Data supplied:
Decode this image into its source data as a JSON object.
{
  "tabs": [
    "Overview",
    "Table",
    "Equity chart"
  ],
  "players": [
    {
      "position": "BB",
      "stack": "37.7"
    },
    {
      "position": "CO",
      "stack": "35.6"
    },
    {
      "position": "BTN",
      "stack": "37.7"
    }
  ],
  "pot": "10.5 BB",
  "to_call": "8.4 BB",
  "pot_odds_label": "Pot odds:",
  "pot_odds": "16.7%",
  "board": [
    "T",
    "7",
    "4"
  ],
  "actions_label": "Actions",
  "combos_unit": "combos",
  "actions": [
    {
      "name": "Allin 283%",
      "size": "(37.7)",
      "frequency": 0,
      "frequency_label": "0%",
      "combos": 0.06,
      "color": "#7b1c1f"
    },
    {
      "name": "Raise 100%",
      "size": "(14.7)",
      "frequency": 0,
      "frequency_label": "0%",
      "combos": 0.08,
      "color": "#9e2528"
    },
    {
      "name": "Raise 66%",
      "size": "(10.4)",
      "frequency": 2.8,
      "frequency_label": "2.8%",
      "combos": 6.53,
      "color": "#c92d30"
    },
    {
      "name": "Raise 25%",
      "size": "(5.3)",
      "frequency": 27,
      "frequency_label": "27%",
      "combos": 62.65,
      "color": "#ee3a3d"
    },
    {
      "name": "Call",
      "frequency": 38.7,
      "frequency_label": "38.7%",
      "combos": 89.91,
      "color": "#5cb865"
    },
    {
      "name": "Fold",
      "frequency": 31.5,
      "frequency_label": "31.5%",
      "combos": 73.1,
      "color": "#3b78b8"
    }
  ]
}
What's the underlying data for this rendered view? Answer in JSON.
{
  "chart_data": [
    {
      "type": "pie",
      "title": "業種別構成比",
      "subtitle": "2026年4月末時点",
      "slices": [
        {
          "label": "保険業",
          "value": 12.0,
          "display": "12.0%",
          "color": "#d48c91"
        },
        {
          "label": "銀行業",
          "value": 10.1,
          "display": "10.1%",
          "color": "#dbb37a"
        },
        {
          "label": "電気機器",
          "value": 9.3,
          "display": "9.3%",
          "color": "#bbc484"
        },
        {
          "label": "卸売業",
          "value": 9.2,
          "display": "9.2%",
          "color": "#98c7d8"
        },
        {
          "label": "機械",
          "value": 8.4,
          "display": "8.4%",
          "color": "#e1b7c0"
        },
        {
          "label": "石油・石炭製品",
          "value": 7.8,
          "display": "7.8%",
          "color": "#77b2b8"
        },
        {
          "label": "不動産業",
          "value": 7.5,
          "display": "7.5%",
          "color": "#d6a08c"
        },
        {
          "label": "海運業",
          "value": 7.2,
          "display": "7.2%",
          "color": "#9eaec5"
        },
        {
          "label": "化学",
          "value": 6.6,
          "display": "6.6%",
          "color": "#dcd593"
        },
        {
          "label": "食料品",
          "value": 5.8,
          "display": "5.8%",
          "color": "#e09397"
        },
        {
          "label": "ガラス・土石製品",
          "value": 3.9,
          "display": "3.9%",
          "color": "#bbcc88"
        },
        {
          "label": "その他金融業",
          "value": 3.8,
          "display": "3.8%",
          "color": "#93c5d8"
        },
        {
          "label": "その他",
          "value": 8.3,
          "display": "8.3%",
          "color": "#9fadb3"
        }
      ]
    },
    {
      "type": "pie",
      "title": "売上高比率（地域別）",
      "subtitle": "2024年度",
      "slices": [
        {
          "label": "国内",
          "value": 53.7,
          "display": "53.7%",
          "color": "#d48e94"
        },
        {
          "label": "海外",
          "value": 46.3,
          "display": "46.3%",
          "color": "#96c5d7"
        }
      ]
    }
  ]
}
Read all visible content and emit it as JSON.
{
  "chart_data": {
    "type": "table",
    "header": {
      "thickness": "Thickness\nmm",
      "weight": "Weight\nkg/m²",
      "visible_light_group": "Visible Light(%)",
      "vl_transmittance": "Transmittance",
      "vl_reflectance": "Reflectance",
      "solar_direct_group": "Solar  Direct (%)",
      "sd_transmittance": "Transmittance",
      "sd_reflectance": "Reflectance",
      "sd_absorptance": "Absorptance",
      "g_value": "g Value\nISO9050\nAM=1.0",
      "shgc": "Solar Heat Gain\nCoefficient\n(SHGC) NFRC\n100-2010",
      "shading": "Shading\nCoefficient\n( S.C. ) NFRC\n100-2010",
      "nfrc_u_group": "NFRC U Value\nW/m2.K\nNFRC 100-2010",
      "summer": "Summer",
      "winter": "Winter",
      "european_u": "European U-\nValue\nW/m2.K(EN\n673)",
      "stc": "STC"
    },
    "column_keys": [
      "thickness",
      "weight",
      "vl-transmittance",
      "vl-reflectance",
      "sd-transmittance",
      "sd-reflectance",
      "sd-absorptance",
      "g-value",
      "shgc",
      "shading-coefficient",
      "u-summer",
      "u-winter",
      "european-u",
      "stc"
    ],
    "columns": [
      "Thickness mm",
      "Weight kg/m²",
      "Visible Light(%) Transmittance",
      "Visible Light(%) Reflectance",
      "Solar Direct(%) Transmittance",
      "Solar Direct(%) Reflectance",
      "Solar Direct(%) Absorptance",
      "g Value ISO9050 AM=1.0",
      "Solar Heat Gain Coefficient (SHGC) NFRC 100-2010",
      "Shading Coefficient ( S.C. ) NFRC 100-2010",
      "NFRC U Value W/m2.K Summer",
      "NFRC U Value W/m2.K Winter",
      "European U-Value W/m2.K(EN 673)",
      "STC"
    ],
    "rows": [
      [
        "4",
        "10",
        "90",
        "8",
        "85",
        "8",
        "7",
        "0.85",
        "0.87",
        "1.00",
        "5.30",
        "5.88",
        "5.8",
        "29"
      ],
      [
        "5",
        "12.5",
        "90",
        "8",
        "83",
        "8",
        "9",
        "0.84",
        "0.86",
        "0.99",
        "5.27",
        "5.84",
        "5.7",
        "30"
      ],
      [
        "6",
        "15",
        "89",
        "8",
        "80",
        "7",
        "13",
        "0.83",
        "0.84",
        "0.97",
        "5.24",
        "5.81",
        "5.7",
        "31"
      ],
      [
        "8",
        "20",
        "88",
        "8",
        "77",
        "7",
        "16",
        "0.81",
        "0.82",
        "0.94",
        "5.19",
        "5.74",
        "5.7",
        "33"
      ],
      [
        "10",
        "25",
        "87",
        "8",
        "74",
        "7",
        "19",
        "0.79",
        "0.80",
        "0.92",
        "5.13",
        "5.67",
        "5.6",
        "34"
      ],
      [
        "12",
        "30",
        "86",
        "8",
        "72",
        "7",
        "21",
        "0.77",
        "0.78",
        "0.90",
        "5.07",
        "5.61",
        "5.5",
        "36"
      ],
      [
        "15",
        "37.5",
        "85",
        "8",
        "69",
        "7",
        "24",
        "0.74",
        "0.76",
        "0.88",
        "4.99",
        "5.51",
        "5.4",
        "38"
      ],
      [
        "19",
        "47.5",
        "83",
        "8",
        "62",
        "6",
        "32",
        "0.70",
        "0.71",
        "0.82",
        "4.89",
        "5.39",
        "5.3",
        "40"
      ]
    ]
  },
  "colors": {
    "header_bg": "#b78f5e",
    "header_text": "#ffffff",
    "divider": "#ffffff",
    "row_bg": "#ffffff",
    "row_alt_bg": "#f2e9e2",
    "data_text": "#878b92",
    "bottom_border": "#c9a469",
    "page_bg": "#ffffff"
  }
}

Problem requirements:
Write the material out again in its entirety, exactly as shown.

Result below:
Decode this image into its source data as a JSON object.
{
  "tabs": [
    "Overview",
    "Table",
    "Equity chart"
  ],
  "players": [
    {
      "position": "BB",
      "stack": "37.7"
    },
    {
      "position": "CO",
      "stack": "35.6"
    },
    {
      "position": "BTN",
      "stack": "37.7"
    }
  ],
  "pot": "10.5 BB",
  "to_call": "8.4 BB",
  "pot_odds_label": "Pot odds:",
  "pot_odds": "16.7%",
  "board": [
    "T",
    "7",
    "4"
  ],
  "actions_label": "Actions",
  "combos_unit": "combos",
  "actions": [
    {
      "name": "Allin 283%",
      "size": "(37.7)",
      "frequency": 0,
      "frequency_label": "0%",
      "combos": 0.06,
      "color": "#7b1c1f"
    },
    {
      "name": "Raise 100%",
      "size": "(14.7)",
      "frequency": 0,
      "frequency_label": "0%",
      "combos": 0.08,
      "color": "#9e2528"
    },
    {
      "name": "Raise 66%",
      "size": "(10.4)",
      "frequency": 2.8,
      "frequency_label": "2.8%",
      "combos": 6.53,
      "color": "#c92d30"
    },
    {
      "name": "Raise 25%",
      "size": "(5.3)",
      "frequency": 27,
      "frequency_label": "27%",
      "combos": 62.65,
      "color": "#ee3a3d"
    },
    {
      "name": "Call",
      "frequency": 38.7,
      "frequency_label": "38.7%",
      "combos": 89.91,
      "color": "#5cb865"
    },
    {
      "name": "Fold",
      "frequency": 31.5,
      "frequency_label": "31.5%",
      "combos": 73.1,
      "color": "#3b78b8"
    }
  ]
}
What's the underlying data for this rendered view? Answer in JSON.
{
  "chart_data": [
    {
      "type": "pie",
      "title": "業種別構成比",
      "subtitle": "2026年4月末時点",
      "slices": [
        {
          "label": "保険業",
          "value": 12.0,
          "display": "12.0%",
          "color": "#d48c91"
        },
        {
          "label": "銀行業",
          "value": 10.1,
          "display": "10.1%",
          "color": "#dbb37a"
        },
        {
          "label": "電気機器",
          "value": 9.3,
          "display": "9.3%",
          "color": "#bbc484"
        },
        {
          "label": "卸売業",
          "value": 9.2,
          "display": "9.2%",
          "color": "#98c7d8"
        },
        {
          "label": "機械",
          "value": 8.4,
          "display": "8.4%",
          "color": "#e1b7c0"
        },
        {
          "label": "石油・石炭製品",
          "value": 7.8,
          "display": "7.8%",
          "color": "#77b2b8"
        },
        {
          "label": "不動産業",
          "value": 7.5,
          "display": "7.5%",
          "color": "#d6a08c"
        },
        {
          "label": "海運業",
          "value": 7.2,
          "display": "7.2%",
          "color": "#9eaec5"
        },
        {
          "label": "化学",
          "value": 6.6,
          "display": "6.6%",
          "color": "#dcd593"
        },
        {
          "label": "食料品",
          "value": 5.8,
          "display": "5.8%",
          "color": "#e09397"
        },
        {
          "label": "ガラス・土石製品",
          "value": 3.9,
          "display": "3.9%",
          "color": "#bbcc88"
        },
        {
          "label": "その他金融業",
          "value": 3.8,
          "display": "3.8%",
          "color": "#93c5d8"
        },
        {
          "label": "その他",
          "value": 8.3,
          "display": "8.3%",
          "color": "#9fadb3"
        }
      ]
    },
    {
      "type": "pie",
      "title": "売上高比率（地域別）",
      "subtitle": "2024年度",
      "slices": [
        {
          "label": "国内",
          "value": 53.7,
          "display": "53.7%",
          "color": "#d48e94"
        },
        {
          "label": "海外",
          "value": 46.3,
          "display": "46.3%",
          "color": "#96c5d7"
        }
      ]
    }
  ]
}
Read all visible content and emit it as JSON.
{
  "chart_data": {
    "type": "table",
    "header": {
      "thickness": "Thickness\nmm",
      "weight": "Weight\nkg/m²",
      "visible_light_group": "Visible Light(%)",
      "vl_transmittance": "Transmittance",
      "vl_reflectance": "Reflectance",
      "solar_direct_group": "Solar  Direct (%)",
      "sd_transmittance": "Transmittance",
      "sd_reflectance": "Reflectance",
      "sd_absorptance": "Absorptance",
      "g_value": "g Value\nISO9050\nAM=1.0",
      "shgc": "Solar Heat Gain\nCoefficient\n(SHGC) NFRC\n100-2010",
      "shading": "Shading\nCoefficient\n( S.C. ) NFRC\n100-2010",
      "nfrc_u_group": "NFRC U Value\nW/m2.K\nNFRC 100-2010",
      "summer": "Summer",
      "winter": "Winter",
      "european_u": "European U-\nValue\nW/m2.K(EN\n673)",
      "stc": "STC"
    },
    "column_keys": [
      "thickness",
      "weight",
      "vl-transmittance",
      "vl-reflectance",
      "sd-transmittance",
      "sd-reflectance",
      "sd-absorptance",
      "g-value",
      "shgc",
      "shading-coefficient",
      "u-summer",
      "u-winter",
      "european-u",
      "stc"
    ],
    "columns": [
      "Thickness mm",
      "Weight kg/m²",
      "Visible Light(%) Transmittance",
      "Visible Light(%) Reflectance",
      "Solar Direct(%) Transmittance",
      "Solar Direct(%) Reflectance",
      "Solar Direct(%) Absorptance",
      "g Value ISO9050 AM=1.0",
      "Solar Heat Gain Coefficient (SHGC) NFRC 100-2010",
      "Shading Coefficient ( S.C. ) NFRC 100-2010",
      "NFRC U Value W/m2.K Summer",
      "NFRC U Value W/m2.K Winter",
      "European U-Value W/m2.K(EN 673)",
      "STC"
    ],
    "rows": [
      [
        "4",
        "10",
        "90",
        "8",
        "85",
        "8",
        "7",
        "0.85",
        "0.87",
        "1.00",
        "5.30",
        "5.88",
        "5.8",
        "29"
      ],
      [
        "5",
        "12.5",
        "90",
        "8",
        "83",
        "8",
        "9",
        "0.84",
        "0.86",
        "0.99",
        "5.27",
        "5.84",
        "5.7",
        "30"
      ],
      [
        "6",
        "15",
        "89",
        "8",
        "80",
        "7",
        "13",
        "0.83",
        "0.84",
        "0.97",
        "5.24",
        "5.81",
        "5.7",
        "31"
      ],
      [
        "8",
        "20",
        "88",
        "8",
        "77",
        "7",
        "16",
        "0.81",
        "0.82",
        "0.94",
        "5.19",
        "5.74",
        "5.7",
        "33"
      ],
      [
        "10",
        "25",
        "87",
        "8",
        "74",
        "7",
        "19",
        "0.79",
        "0.80",
        "0.92",
        "5.13",
        "5.67",
        "5.6",
        "34"
      ],
      [
        "12",
        "30",
        "86",
        "8",
        "72",
        "7",
        "21",
        "0.77",
        "0.78",
        "0.90",
        "5.07",
        "5.61",
        "5.5",
        "36"
      ],
      [
        "15",
        "37.5",
        "85",
        "8",
        "69",
        "7",
        "24",
        "0.74",
        "0.76",
        "0.88",
        "4.99",
        "5.51",
        "5.4",
        "38"
      ],
      [
        "19",
        "47.5",
        "83",
        "8",
        "62",
        "6",
        "32",
        "0.70",
        "0.71",
        "0.82",
        "4.89",
        "5.39",
        "5.3",
        "40"
      ]
    ]
  },
  "colors": {
    "header_bg": "#b78f5e",
    "header_text": "#ffffff",
    "divider": "#ffffff",
    "row_bg": "#ffffff",
    "row_alt_bg": "#f2e9e2",
    "data_text": "#878b92",
    "bottom_border": "#c9a469",
    "page_bg": "#ffffff"
  }
}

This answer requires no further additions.